▸ Task objective
Write the material out again exactly as it stands.

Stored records
--------------------------------------------------

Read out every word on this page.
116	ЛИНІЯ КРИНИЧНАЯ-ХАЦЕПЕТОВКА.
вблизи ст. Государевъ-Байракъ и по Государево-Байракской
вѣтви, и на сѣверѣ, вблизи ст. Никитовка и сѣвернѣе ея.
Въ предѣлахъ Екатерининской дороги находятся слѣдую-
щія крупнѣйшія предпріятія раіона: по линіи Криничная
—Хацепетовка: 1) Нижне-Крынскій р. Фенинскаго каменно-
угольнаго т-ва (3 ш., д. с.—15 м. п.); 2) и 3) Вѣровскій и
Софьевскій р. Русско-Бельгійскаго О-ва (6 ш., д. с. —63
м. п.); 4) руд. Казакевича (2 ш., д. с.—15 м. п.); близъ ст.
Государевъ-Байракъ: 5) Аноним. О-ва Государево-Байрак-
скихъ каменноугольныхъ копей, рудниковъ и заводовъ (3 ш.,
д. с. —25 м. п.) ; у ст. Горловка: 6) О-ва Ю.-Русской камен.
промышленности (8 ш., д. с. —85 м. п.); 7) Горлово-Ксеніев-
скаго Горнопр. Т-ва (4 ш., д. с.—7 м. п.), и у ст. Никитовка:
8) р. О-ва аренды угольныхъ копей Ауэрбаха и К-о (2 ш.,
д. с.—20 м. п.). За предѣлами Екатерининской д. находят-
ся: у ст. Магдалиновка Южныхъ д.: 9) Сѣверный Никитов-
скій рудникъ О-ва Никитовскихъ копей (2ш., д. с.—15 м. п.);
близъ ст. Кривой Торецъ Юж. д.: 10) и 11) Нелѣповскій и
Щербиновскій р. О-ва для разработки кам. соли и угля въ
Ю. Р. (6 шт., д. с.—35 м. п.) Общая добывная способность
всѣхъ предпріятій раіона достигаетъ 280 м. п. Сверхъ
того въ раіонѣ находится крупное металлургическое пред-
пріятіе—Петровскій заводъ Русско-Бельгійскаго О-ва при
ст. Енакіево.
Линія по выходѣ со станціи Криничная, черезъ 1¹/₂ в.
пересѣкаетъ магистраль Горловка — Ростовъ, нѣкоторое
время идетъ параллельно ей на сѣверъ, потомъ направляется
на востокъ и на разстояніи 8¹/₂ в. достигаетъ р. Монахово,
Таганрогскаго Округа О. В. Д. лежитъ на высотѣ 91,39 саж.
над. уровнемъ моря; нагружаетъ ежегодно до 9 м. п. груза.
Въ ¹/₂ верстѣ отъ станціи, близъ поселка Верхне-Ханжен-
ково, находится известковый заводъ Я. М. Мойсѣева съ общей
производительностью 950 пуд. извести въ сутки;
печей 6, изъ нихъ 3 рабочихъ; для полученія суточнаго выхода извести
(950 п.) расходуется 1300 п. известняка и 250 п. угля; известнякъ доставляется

--------------------------------------------------

▸ Full output
Read out every word on this page.
116	ЛИНІЯ КРИНИЧНАЯ-ХАЦЕПЕТОВКА.
вблизи ст. Государевъ-Байракъ и по Государево-Байракской
вѣтви, и на сѣверѣ, вблизи ст. Никитовка и сѣвернѣе ея.
Въ предѣлахъ Екатерининской дороги находятся слѣдую-
щія крупнѣйшія предпріятія раіона: по линіи Криничная
—Хацепетовка: 1) Нижне-Крынскій р. Фенинскаго каменно-
угольнаго т-ва (3 ш., д. с.—15 м. п.); 2) и 3) Вѣровскій и
Софьевскій р. Русско-Бельгійскаго О-ва (6 ш., д. с. —63
м. п.); 4) руд. Казакевича (2 ш., д. с.—15 м. п.); близъ ст.
Государевъ-Байракъ: 5) Аноним. О-ва Государево-Байрак-
скихъ каменноугольныхъ копей, рудниковъ и заводовъ (3 ш.,
д. с. —25 м. п.) ; у ст. Горловка: 6) О-ва Ю.-Русской камен.
промышленности (8 ш., д. с. —85 м. п.); 7) Горлово-Ксеніев-
скаго Горнопр. Т-ва (4 ш., д. с.—7 м. п.), и у ст. Никитовка:
8) р. О-ва аренды угольныхъ копей Ауэрбаха и К-о (2 ш.,
д. с.—20 м. п.). За предѣлами Екатерининской д. находят-
ся: у ст. Магдалиновка Южныхъ д.: 9) Сѣверный Никитов-
скій рудникъ О-ва Никитовскихъ копей (2ш., д. с.—15 м. п.);
близъ ст. Кривой Торецъ Юж. д.: 10) и 11) Нелѣповскій и
Щербиновскій р. О-ва для разработки кам. соли и угля въ
Ю. Р. (6 шт., д. с.—35 м. п.) Общая добывная способность
всѣхъ предпріятій раіона достигаетъ 280 м. п. Сверхъ
того въ раіонѣ находится крупное металлургическое пред-
пріятіе—Петровскій заводъ Русско-Бельгійскаго О-ва при
ст. Енакіево.
Линія по выходѣ со станціи Криничная, черезъ 1¹/₂ в.
пересѣкаетъ магистраль Горловка — Ростовъ, нѣкоторое
время идетъ параллельно ей на сѣверъ, потомъ направляется
на востокъ и на разстояніи 8¹/₂ в. достигаетъ р. Монахово,
Таганрогскаго Округа О. В. Д. лежитъ на высотѣ 91,39 саж.
над. уровнемъ моря; нагружаетъ ежегодно до 9 м. п. груза.
Въ ¹/₂ верстѣ отъ станціи, близъ поселка Верхне-Ханжен-
ково, находится известковый заводъ Я. М. Мойсѣева съ общей
производительностью 950 пуд. извести въ сутки;
печей 6, изъ нихъ 3 рабочихъ; для полученія суточнаго выхода извести
(950 п.) расходуется 1300 п. известняка и 250 п. угля; известнякъ доставляется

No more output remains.